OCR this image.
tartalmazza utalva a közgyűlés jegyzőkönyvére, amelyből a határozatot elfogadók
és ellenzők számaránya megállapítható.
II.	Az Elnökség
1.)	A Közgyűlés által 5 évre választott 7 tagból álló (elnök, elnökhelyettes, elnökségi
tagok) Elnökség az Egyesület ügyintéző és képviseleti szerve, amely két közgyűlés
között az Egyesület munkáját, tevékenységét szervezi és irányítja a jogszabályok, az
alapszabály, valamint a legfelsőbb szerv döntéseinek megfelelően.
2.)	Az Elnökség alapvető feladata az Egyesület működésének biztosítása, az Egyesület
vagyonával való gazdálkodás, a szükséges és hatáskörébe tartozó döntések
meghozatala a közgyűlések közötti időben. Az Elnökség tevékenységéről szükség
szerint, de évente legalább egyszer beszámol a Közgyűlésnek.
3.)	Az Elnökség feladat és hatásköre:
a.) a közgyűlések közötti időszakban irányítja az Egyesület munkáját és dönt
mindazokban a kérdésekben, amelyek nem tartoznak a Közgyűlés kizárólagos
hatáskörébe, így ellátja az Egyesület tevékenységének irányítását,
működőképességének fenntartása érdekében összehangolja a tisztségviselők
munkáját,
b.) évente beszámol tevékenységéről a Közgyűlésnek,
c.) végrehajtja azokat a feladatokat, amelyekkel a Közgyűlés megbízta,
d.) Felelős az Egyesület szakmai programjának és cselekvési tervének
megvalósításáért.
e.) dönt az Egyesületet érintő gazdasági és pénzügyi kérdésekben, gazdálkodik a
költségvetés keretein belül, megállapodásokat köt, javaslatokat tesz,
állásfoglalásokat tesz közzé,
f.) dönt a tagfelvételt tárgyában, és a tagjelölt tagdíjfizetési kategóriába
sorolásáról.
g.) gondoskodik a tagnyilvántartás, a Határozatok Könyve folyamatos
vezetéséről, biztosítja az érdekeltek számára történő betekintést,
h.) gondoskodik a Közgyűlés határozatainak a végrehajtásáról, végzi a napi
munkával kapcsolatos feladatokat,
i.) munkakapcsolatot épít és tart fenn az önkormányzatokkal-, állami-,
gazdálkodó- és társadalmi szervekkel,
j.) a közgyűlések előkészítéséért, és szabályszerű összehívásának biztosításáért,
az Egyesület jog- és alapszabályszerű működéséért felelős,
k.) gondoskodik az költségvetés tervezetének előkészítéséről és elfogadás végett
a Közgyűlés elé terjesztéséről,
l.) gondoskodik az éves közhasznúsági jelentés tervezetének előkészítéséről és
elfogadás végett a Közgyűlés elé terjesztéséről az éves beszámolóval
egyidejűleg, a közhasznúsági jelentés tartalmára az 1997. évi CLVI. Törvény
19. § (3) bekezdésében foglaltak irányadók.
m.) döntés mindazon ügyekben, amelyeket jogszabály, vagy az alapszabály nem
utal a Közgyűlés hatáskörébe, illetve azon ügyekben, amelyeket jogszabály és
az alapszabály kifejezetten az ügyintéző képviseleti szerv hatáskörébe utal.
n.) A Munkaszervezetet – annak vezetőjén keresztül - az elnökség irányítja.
========================================
Copy out all lines from the material above that contain the string "tevékenységéről".

◆ **Correct result**
meghozatala a közgyűlések közötti időben. Az Elnökség tevékenységéről szükség
b.) évente beszámol tevékenységéről a Közgyűlésnek,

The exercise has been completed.